• What is required
Look through the data for the string "inflammables". Copy every line where it is found.

• Dataset content
--- BEGIN ---

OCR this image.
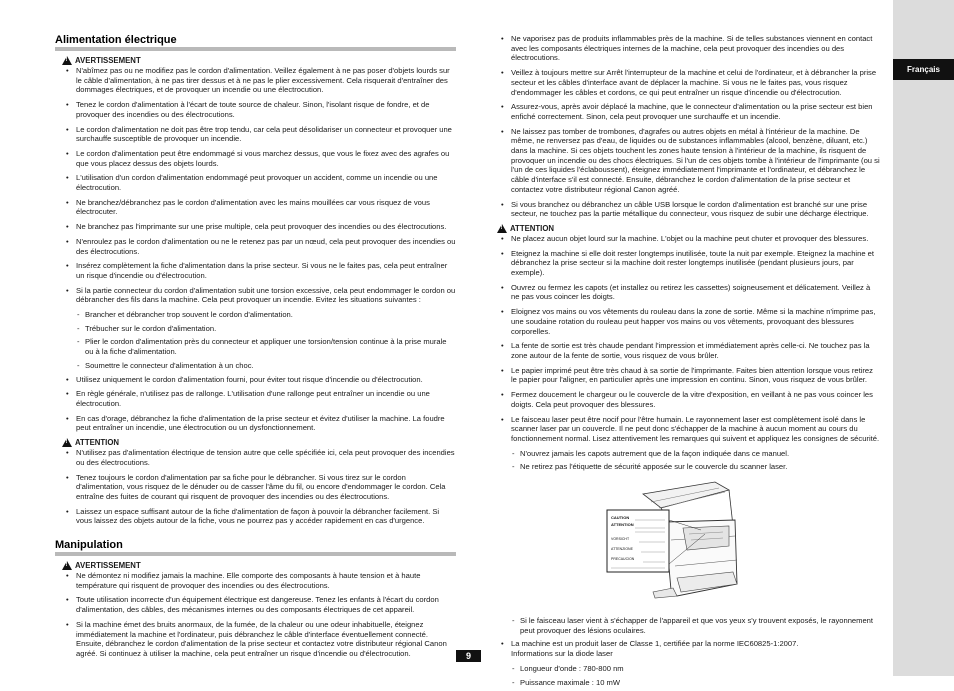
Français
Alimentation électrique
!
AVERTISSEMENT
• N'abîmez pas ou ne modifiez pas le cordon d'alimentation. Veillez également à ne pas poser d'objets lourds sur le câble d'alimentation, à ne pas tirer dessus et à ne pas le plier excessivement. Cela risquerait d'entraîner des dommages électriques, et de provoquer un incendie ou une électrocution.
• Tenez le cordon d'alimentation à l'écart de toute source de chaleur. Sinon, l'isolant risque de fondre, et de provoquer des incendies ou des électrocutions.
• Le cordon d'alimentation ne doit pas être trop tendu, car cela peut désolidariser un connecteur et provoquer une surchauffe susceptible de provoquer un incendie.
• Le cordon d'alimentation peut être endommagé si vous marchez dessus, que vous le fixez avec des agrafes ou que vous placez dessus des objets lourds.
• L'utilisation d'un cordon d'alimentation endommagé peut provoquer un accident, comme un incendie ou une électrocution.
• Ne branchez/débranchez pas le cordon d'alimentation avec les mains mouillées car vous risquez de vous électrocuter.
• Ne branchez pas l'imprimante sur une prise multiple, cela peut provoquer des incendies ou des électrocutions.
• N'enroulez pas le cordon d'alimentation ou ne le retenez pas par un nœud, cela peut provoquer des incendies ou des électrocutions.
• Insérez complètement la fiche d'alimentation dans la prise secteur. Si vous ne le faites pas, cela peut entraîner un risque d'incendie ou d'électrocution.
• Si la partie connecteur du cordon d'alimentation subit une torsion excessive, cela peut endommager le cordon ou débrancher des fils dans la machine. Cela peut provoquer un incendie. Evitez les situations suivantes :
- Brancher et débrancher trop souvent le cordon d'alimentation.
- Trébucher sur le cordon d'alimentation.
- Plier le cordon d'alimentation près du connecteur et appliquer une torsion/tension continue à la prise murale ou à la fiche d'alimentation.
- Soumettre le connecteur d'alimentation à un choc.
• Utilisez uniquement le cordon d'alimentation fourni, pour éviter tout risque d'incendie ou d'électrocution.
• En règle générale, n'utilisez pas de rallonge. L'utilisation d'une rallonge peut entraîner un incendie ou une électrocution.
• En cas d'orage, débranchez la fiche d'alimentation de la prise secteur et évitez d'utiliser la machine. La foudre peut entraîner un incendie, une électrocution ou un dysfonctionnement.
!
ATTENTION
• N'utilisez pas d'alimentation électrique de tension autre que celle spécifiée ici, cela peut provoquer des incendies ou des électrocutions.
• Tenez toujours le cordon d'alimentation par sa fiche pour le débrancher. Si vous tirez sur le cordon d'alimentation, vous risquez de le dénuder ou de casser l'âme du fil, ou encore d'endommager le cordon. Cela entraîne des fuites de courant qui risquent de provoquer des incendies ou des électrocutions.
• Laissez un espace suffisant autour de la fiche d'alimentation de façon à pouvoir la débrancher facilement. Si vous laissez des objets autour de la fiche, vous ne pourrez pas y accéder rapidement en cas d'urgence.
Manipulation
!
AVERTISSEMENT
• Ne démontez ni modifiez jamais la machine. Elle comporte des composants à haute tension et à haute température qui risquent de provoquer des incendies ou des électrocutions.
• Toute utilisation incorrecte d'un équipement électrique est dangereuse. Tenez les enfants à l'écart du cordon d'alimentation, des câbles, des mécanismes internes ou des composants électriques de cet appareil.
• Si la machine émet des bruits anormaux, de la fumée, de la chaleur ou une odeur inhabituelle, éteignez immédiatement la machine et l'ordinateur, puis débranchez le câble d'interface éventuellement connecté. Ensuite, débranchez le cordon d'alimentation de la prise secteur et contactez votre distributeur régional Canon agréé. Si continuez à utiliser la machine, cela peut entraîner un risque d'incendie ou d'électrocution.
• Ne vaporisez pas de produits inflammables près de la machine. Si de telles substances viennent en contact avec les composants électriques internes de la machine, cela peut provoquer des incendies ou des électrocutions.
• Veillez à toujours mettre sur Arrêt l'interrupteur de la machine et celui de l'ordinateur, et à débrancher la prise secteur et les câbles d'interface avant de déplacer la machine. Si vous ne le faites pas, vous risquez d'endommager les câbles et cordons, ce qui peut entraîner un risque d'incendie ou d'électrocution.
• Assurez-vous, après avoir déplacé la machine, que le connecteur d'alimentation ou la prise secteur est bien enfiché correctement. Sinon, cela peut provoquer une surchauffe et un incendie.
• Ne laissez pas tomber de trombones, d'agrafes ou autres objets en métal à l'intérieur de la machine. De même, ne renversez pas d'eau, de liquides ou de substances inflammables (alcool, benzène, diluant, etc.) dans la machine. Si ces objets touchent les zones haute tension à l'intérieur de la machine, ils risquent de provoquer un incendie ou des chocs électriques. Si l'un de ces objets tombe à l'intérieur de l'imprimante (ou si l'un de ces liquides l'éclaboussent), éteignez immédiatement l'imprimante et l'ordinateur, et débranchez le câble d'interface s'il est connecté. Ensuite, débranchez le cordon d'alimentation de la prise secteur et contactez votre distributeur régional Canon agréé.
• Si vous branchez ou débranchez un câble USB lorsque le cordon d'alimentation est branché sur une prise secteur, ne touchez pas la partie métallique du connecteur, vous risquez de subir une décharge électrique.
!
ATTENTION
• Ne placez aucun objet lourd sur la machine. L'objet ou la machine peut chuter et provoquer des blessures.
• Eteignez la machine si elle doit rester longtemps inutilisée, toute la nuit par exemple. Eteignez la machine et débranchez la prise secteur si la machine doit rester longtemps inutilisée (pendant plusieurs jours, par exemple).
• Ouvrez ou fermez les capots (et installez ou retirez les cassettes) soigneusement et délicatement. Veillez à ne pas vous coincer les doigts.
• Eloignez vos mains ou vos vêtements du rouleau dans la zone de sortie. Même si la machine n'imprime pas, une soudaine rotation du rouleau peut happer vos mains ou vos vêtements, provoquant des blessures corporelles.
• La fente de sortie est très chaude pendant l'impression et immédiatement après celle-ci. Ne touchez pas la zone autour de la fente de sortie, vous risquez de vous brûler.
• Le papier imprimé peut être très chaud à sa sortie de l'imprimante. Faites bien attention lorsque vous retirez le papier pour l'aligner, en particulier après une impression en continu. Sinon, vous risquez de vous brûler.
• Fermez doucement le chargeur ou le couvercle de la vitre d'exposition, en veillant à ne pas vous coincer les doigts. Cela peut provoquer des blessures.
• Le faisceau laser peut être nocif pour l'être humain. Le rayonnement laser est complètement isolé dans le scanner laser par un couvercle. Il ne peut donc s'échapper de la machine à aucun moment au cours du fonctionnement normal. Lisez attentivement les remarques qui suivent et appliquez les consignes de sécurité.
- N'ouvrez jamais les capots autrement que de la façon indiquée dans ce manuel.
- Ne retirez pas l'étiquette de sécurité apposée sur le couvercle du scanner laser.
CAUTION
ATTENTION
VORSICHT
ATTENZIONE
PRECAUCION
- Si le faisceau laser vient à s'échapper de l'appareil et que vos yeux s'y trouvent exposés, le rayonnement peut provoquer des lésions oculaires.
• La machine est un produit laser de Classe 1, certifiée par la norme IEC60825-1:2007.
Informations sur la diode laser
- Longueur d'onde : 780-800 nm
- Puissance maximale : 10 mW
9
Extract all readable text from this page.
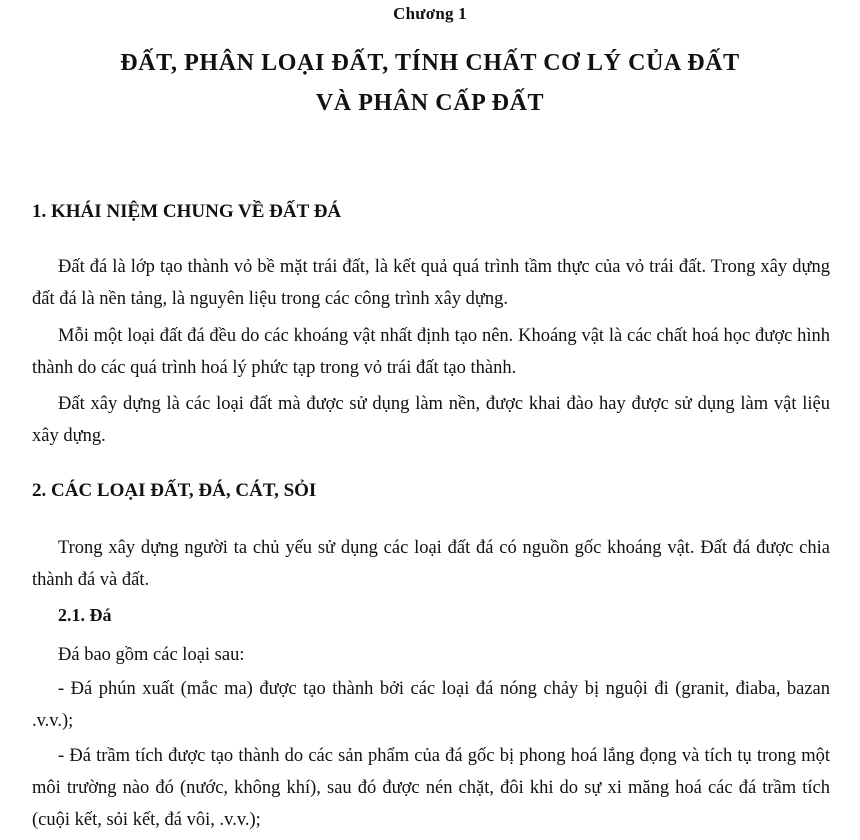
Chương 1
ĐẤT, PHÂN LOẠI ĐẤT, TÍNH CHẤT CƠ LÝ CỦA ĐẤT
VÀ PHÂN CẤP ĐẤT
1. KHÁI NIỆM CHUNG VỀ ĐẤT ĐÁ

Đất đá là lớp tạo thành vỏ bề mặt trái đất, là kết quả quá trình tầm thực của vỏ trái đất. Trong xây dựng đất đá là nền tảng, là nguyên liệu trong các công trình xây dựng.

Mỗi một loại đất đá đều do các khoáng vật nhất định tạo nên. Khoáng vật là các chất hoá học được hình thành do các quá trình hoá lý phức tạp trong vỏ trái đất tạo thành.

Đất xây dựng là các loại đất mà được sử dụng làm nền, được khai đào hay được sử dụng làm vật liệu xây dựng.

2. CÁC LOẠI ĐẤT, ĐÁ, CÁT, SỎI

Trong xây dựng người ta chủ yếu sử dụng các loại đất đá có nguồn gốc khoáng vật. Đất đá được chia thành đá và đất.

2.1. Đá

Đá bao gồm các loại sau:

- Đá phún xuất (mắc ma) được tạo thành bởi các loại đá nóng chảy bị nguội đi (granit, điaba, bazan .v.v.);

- Đá trầm tích được tạo thành do các sản phẩm của đá gốc bị phong hoá lắng đọng và tích tụ trong một môi trường nào đó (nước, không khí), sau đó được nén chặt, đôi khi do sự xi măng hoá các đá trầm tích (cuội kết, sỏi kết, đá vôi, .v.v.);
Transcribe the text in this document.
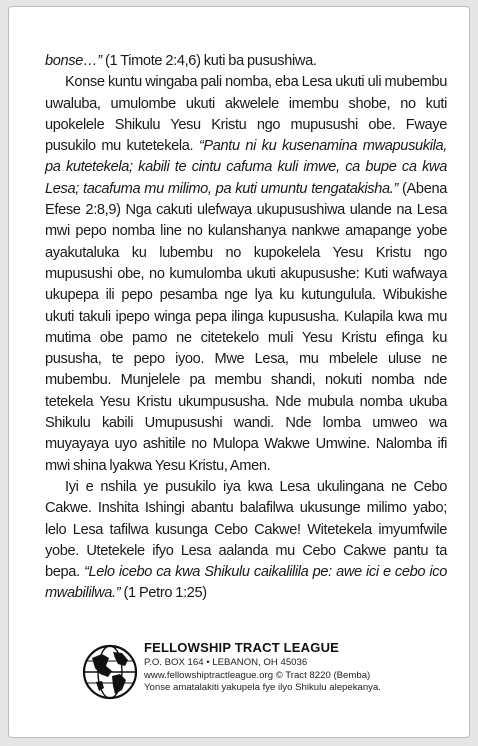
bonse…” (1 Timote 2:4,6) kuti ba pusushiwa.

Konse kuntu wingaba pali nomba, eba Lesa ukuti uli mubembu uwaluba, umulombe ukuti akwelele imembu shobe, no kuti upokelele Shikulu Yesu Kristu ngo mupusushi obe. Fwaye pusukilo mu kutetekela. “Pantu ni ku kusenamina mwapusukila, pa kutetekela; kabili te cintu cafuma kuli imwe, ca bupe ca kwa Lesa; tacafuma mu milimo, pa kuti umuntu tengatakisha.” (Abena Efese 2:8,9) Nga cakuti ulefwaya ukupusushiwa ulande na Lesa mwi pepo nomba line no kulanshanya nankwe amapange yobe ayakutaluka ku lubembu no kupokelela Yesu Kristu ngo mupusushi obe, no kumulomba ukuti akupusushe: Kuti wafwaya ukupepa ili pepo pesamba nge lya ku kutungulula. Wibukishe ukuti takuli ipepo winga pepa ilinga kupususha. Kulapila kwa mu mutima obe pamo ne citetekelo muli Yesu Kristu efinga ku pususha, te pepo iyoo. Mwe Lesa, mu mbelele uluse ne mubembu. Munjelele pa membu shandi, nokuti nomba nde tetekela Yesu Kristu ukumpususha. Nde mubula nomba ukuba Shikulu kabili Umupusushi wandi. Nde lomba umweo wa muyayaya uyo ashitile no Mulopa Wakwe Umwine. Nalomba ifi mwi shina lyakwa Yesu Kristu, Amen.

Iyi e nshila ye pusukilo iya kwa Lesa ukulingana ne Cebo Cakwe. Inshita Ishingi abantu balafilwa ukusunge milimo yabo; lelo Lesa tafilwa kusunga Cebo Cakwe! Witetekela imyumfwile yobe. Utetekele ifyo Lesa aalanda mu Cebo Cakwe pantu ta bepa. “Lelo icebo ca kwa Shikulu caikalilila pe: awe ici e cebo ico mwabililwa.” (1 Petro 1:25)

FELLOWSHIP TRACT LEAGUE
P.O. BOX 164 • LEBANON, OH 45036
www.fellowshiptractleague.org © Tract 8220 (Bemba)
Yonse amatalakiti yakupela fye ilyo Shikulu alepekanya.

--- END ---

• Task solution
• Ne vaporisez pas de produits inflammables près de la machine. Si de telles substances viennent en contact avec les composants électriques internes de la machine, cela peut provoquer des incendies ou des électrocutions.
• Ne laissez pas tomber de trombones, d'agrafes ou autres objets en métal à l'intérieur de la machine. De même, ne renversez pas d'eau, de liquides ou de substances inflammables (alcool, benzène, diluant, etc.) dans la machine. Si ces objets touchent les zones haute tension à l'intérieur de la machine, ils risquent de provoquer un incendie ou des chocs électriques. Si l'un de ces objets tombe à l'intérieur de l'imprimante (ou si l'un de ces liquides l'éclaboussent), éteignez immédiatement l'imprimante et l'ordinateur, et débranchez le câble d'interface s'il est connecté. Ensuite, débranchez le cordon d'alimentation de la prise secteur et contactez votre distributeur régional Canon agréé.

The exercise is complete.